Required task
Copy out the material below in full, but not its images.

[Collection entries]
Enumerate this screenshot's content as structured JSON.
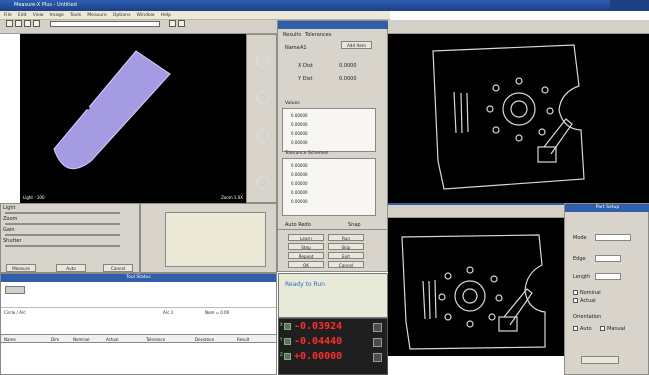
{
  "window": {
    "title": "Measure-X Plus - Untitled"
  },
  "menu": [
    "File",
    "Edit",
    "View",
    "Image",
    "Tools",
    "Measure",
    "Options",
    "Window",
    "Help"
  ],
  "video": {
    "caption_left": "Light : 100",
    "caption_right": "Zoom 1.0X"
  },
  "status_panel": {
    "title": "Tool Status",
    "headers": [
      "Name",
      "Dim",
      "Nominal",
      "Actual",
      "Tolerance",
      "Deviation",
      "Result"
    ],
    "row_label": "Circle / Arc",
    "row_values": [
      "Arc 1",
      "Nom = 0.00"
    ]
  },
  "live": {
    "title": "Ready to Run",
    "x": "-0.03924",
    "y": "-0.04440",
    "z": "+0.00000",
    "x_label": "X",
    "y_label": "Y",
    "z_label": "Z"
  },
  "controls": {
    "labels": [
      "Light",
      "Zoom",
      "Gain",
      "Shutter"
    ],
    "buttons": [
      "Measure",
      "Auto",
      "Cancel"
    ]
  },
  "params": {
    "tab1": "Results",
    "tab2": "Tolerances",
    "name_label": "Name",
    "name_value": "A1",
    "options_button": "Add Item",
    "dim1": "X Dist",
    "dim1_value": "0.0000",
    "dim2": "Y Dist",
    "dim2_value": "0.0000",
    "table1_title": "Values",
    "table1": [
      "0.00000",
      "0.00000",
      "0.00000",
      "0.00000"
    ],
    "table2_title": "Tolerance Schemes",
    "table2": [
      "0.00000",
      "0.00000",
      "0.00000",
      "0.00000",
      "0.00000"
    ],
    "bottom_left": "Auto Redo",
    "bottom_right": "Snap",
    "run_buttons": [
      "Learn",
      "Run",
      "Step",
      "Skip",
      "Repeat",
      "Exit",
      "OK",
      "Cancel"
    ]
  },
  "right_panel": {
    "title": "Part Setup",
    "labels": [
      "Mode",
      "Edge",
      "Length",
      "Orientation"
    ],
    "options": [
      "Nominal",
      "Actual",
      "Auto",
      "Manual"
    ]
  }
}
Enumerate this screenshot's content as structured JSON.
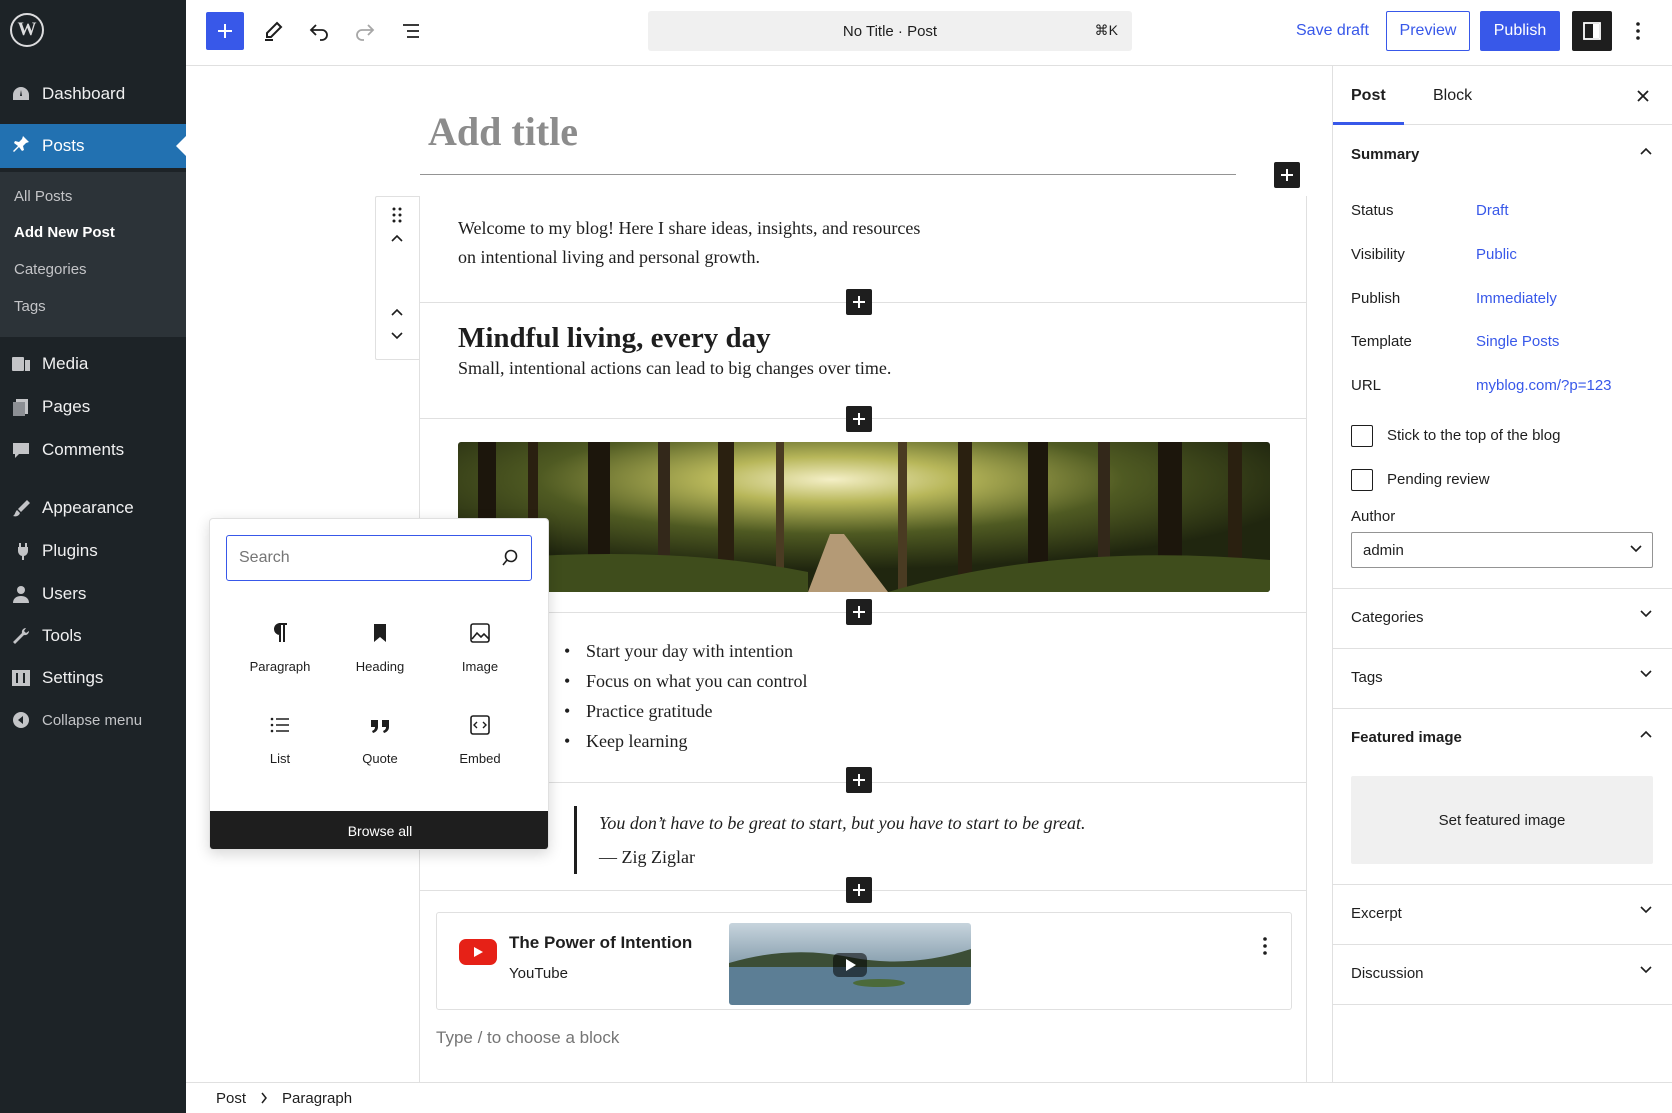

Output for this task
Enumerate this screenshot's content as structured JSON.
{
  "window": {
    "title": "Measure-X Plus - Untitled"
  },
  "menu": [
    "File",
    "Edit",
    "View",
    "Image",
    "Tools",
    "Measure",
    "Options",
    "Window",
    "Help"
  ],
  "video": {
    "caption_left": "Light : 100",
    "caption_right": "Zoom 1.0X"
  },
  "status_panel": {
    "title": "Tool Status",
    "headers": [
      "Name",
      "Dim",
      "Nominal",
      "Actual",
      "Tolerance",
      "Deviation",
      "Result"
    ],
    "row_label": "Circle / Arc",
    "row_values": [
      "Arc 1",
      "Nom = 0.00"
    ]
  },
  "live": {
    "title": "Ready to Run",
    "x": "-0.03924",
    "y": "-0.04440",
    "z": "+0.00000",
    "x_label": "X",
    "y_label": "Y",
    "z_label": "Z"
  },
  "controls": {
    "labels": [
      "Light",
      "Zoom",
      "Gain",
      "Shutter"
    ],
    "buttons": [
      "Measure",
      "Auto",
      "Cancel"
    ]
  },
  "params": {
    "tab1": "Results",
    "tab2": "Tolerances",
    "name_label": "Name",
    "name_value": "A1",
    "options_button": "Add Item",
    "dim1": "X Dist",
    "dim1_value": "0.0000",
    "dim2": "Y Dist",
    "dim2_value": "0.0000",
    "table1_title": "Values",
    "table1": [
      "0.00000",
      "0.00000",
      "0.00000",
      "0.00000"
    ],
    "table2_title": "Tolerance Schemes",
    "table2": [
      "0.00000",
      "0.00000",
      "0.00000",
      "0.00000",
      "0.00000"
    ],
    "bottom_left": "Auto Redo",
    "bottom_right": "Snap",
    "run_buttons": [
      "Learn",
      "Run",
      "Step",
      "Skip",
      "Repeat",
      "Exit",
      "OK",
      "Cancel"
    ]
  },
  "right_panel": {
    "title": "Part Setup",
    "labels": [
      "Mode",
      "Edge",
      "Length",
      "Orientation"
    ],
    "options": [
      "Nominal",
      "Actual",
      "Auto",
      "Manual"
    ]
  }
}
Enumerate this screenshot's content as structured JSON.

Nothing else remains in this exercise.